Directive: Output the data exactly, with every line intact.

Supplied material:
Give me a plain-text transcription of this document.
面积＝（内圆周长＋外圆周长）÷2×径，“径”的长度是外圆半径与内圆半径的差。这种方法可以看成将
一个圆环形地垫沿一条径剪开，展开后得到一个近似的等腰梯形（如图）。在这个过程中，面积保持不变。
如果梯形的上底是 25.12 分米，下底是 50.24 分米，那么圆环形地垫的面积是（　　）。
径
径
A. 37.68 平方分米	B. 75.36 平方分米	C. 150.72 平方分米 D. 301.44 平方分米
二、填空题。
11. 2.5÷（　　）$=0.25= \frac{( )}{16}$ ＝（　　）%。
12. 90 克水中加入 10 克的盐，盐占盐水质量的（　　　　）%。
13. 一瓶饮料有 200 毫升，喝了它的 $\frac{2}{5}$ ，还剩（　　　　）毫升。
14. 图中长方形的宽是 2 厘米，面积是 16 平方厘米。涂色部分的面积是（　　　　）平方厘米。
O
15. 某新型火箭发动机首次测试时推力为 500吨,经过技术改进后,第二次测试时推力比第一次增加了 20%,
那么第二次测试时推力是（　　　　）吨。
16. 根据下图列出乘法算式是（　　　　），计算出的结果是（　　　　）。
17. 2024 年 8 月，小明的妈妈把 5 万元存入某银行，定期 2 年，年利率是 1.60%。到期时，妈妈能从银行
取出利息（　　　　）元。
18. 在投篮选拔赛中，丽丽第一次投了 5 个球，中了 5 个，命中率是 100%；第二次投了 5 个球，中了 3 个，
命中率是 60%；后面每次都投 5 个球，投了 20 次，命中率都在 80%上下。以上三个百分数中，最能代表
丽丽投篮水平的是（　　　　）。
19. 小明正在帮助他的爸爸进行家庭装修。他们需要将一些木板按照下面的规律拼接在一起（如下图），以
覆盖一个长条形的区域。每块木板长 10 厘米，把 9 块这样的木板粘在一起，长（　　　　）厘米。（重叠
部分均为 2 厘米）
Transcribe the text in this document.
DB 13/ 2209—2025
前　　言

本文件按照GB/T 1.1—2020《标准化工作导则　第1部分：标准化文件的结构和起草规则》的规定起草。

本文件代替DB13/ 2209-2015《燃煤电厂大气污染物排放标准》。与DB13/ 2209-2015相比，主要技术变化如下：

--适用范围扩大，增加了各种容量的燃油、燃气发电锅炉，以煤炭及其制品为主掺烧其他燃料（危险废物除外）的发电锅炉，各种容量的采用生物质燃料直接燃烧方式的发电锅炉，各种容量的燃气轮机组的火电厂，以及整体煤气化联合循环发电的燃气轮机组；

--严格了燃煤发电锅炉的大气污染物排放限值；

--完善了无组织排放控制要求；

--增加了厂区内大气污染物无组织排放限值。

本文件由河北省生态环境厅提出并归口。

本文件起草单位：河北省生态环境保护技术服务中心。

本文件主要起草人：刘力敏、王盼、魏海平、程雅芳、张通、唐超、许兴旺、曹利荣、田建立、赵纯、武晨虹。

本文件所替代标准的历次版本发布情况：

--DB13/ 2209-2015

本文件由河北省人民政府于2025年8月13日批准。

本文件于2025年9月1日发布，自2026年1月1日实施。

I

Output for this task:
Give me a plain-text transcription of this document.
面积＝（内圆周长＋外圆周长）÷2×径，“径”的长度是外圆半径与内圆半径的差。这种方法可以看成将
一个圆环形地垫沿一条径剪开，展开后得到一个近似的等腰梯形（如图）。在这个过程中，面积保持不变。
如果梯形的上底是 25.12 分米，下底是 50.24 分米，那么圆环形地垫的面积是（　　）。
径
径
A. 37.68 平方分米	B. 75.36 平方分米	C. 150.72 平方分米 D. 301.44 平方分米
二、填空题。
11. 2.5÷（　　）$=0.25= \frac{( )}{16}$ ＝（　　）%。
12. 90 克水中加入 10 克的盐，盐占盐水质量的（　　　　）%。
13. 一瓶饮料有 200 毫升，喝了它的 $\frac{2}{5}$ ，还剩（　　　　）毫升。
14. 图中长方形的宽是 2 厘米，面积是 16 平方厘米。涂色部分的面积是（　　　　）平方厘米。
O
15. 某新型火箭发动机首次测试时推力为 500吨,经过技术改进后,第二次测试时推力比第一次增加了 20%,
那么第二次测试时推力是（　　　　）吨。
16. 根据下图列出乘法算式是（　　　　），计算出的结果是（　　　　）。
17. 2024 年 8 月，小明的妈妈把 5 万元存入某银行，定期 2 年，年利率是 1.60%。到期时，妈妈能从银行
取出利息（　　　　）元。
18. 在投篮选拔赛中，丽丽第一次投了 5 个球，中了 5 个，命中率是 100%；第二次投了 5 个球，中了 3 个，
命中率是 60%；后面每次都投 5 个球，投了 20 次，命中率都在 80%上下。以上三个百分数中，最能代表
丽丽投篮水平的是（　　　　）。
19. 小明正在帮助他的爸爸进行家庭装修。他们需要将一些木板按照下面的规律拼接在一起（如下图），以
覆盖一个长条形的区域。每块木板长 10 厘米，把 9 块这样的木板粘在一起，长（　　　　）厘米。（重叠
部分均为 2 厘米）
Transcribe the text in this document.
DB 13/ 2209—2025
前　　言

本文件按照GB/T 1.1—2020《标准化工作导则　第1部分：标准化文件的结构和起草规则》的规定起草。

本文件代替DB13/ 2209-2015《燃煤电厂大气污染物排放标准》。与DB13/ 2209-2015相比，主要技术变化如下：

--适用范围扩大，增加了各种容量的燃油、燃气发电锅炉，以煤炭及其制品为主掺烧其他燃料（危险废物除外）的发电锅炉，各种容量的采用生物质燃料直接燃烧方式的发电锅炉，各种容量的燃气轮机组的火电厂，以及整体煤气化联合循环发电的燃气轮机组；

--严格了燃煤发电锅炉的大气污染物排放限值；

--完善了无组织排放控制要求；

--增加了厂区内大气污染物无组织排放限值。

本文件由河北省生态环境厅提出并归口。

本文件起草单位：河北省生态环境保护技术服务中心。

本文件主要起草人：刘力敏、王盼、魏海平、程雅芳、张通、唐超、许兴旺、曹利荣、田建立、赵纯、武晨虹。

本文件所替代标准的历次版本发布情况：

--DB13/ 2209-2015

本文件由河北省人民政府于2025年8月13日批准。

本文件于2025年9月1日发布，自2026年1月1日实施。

I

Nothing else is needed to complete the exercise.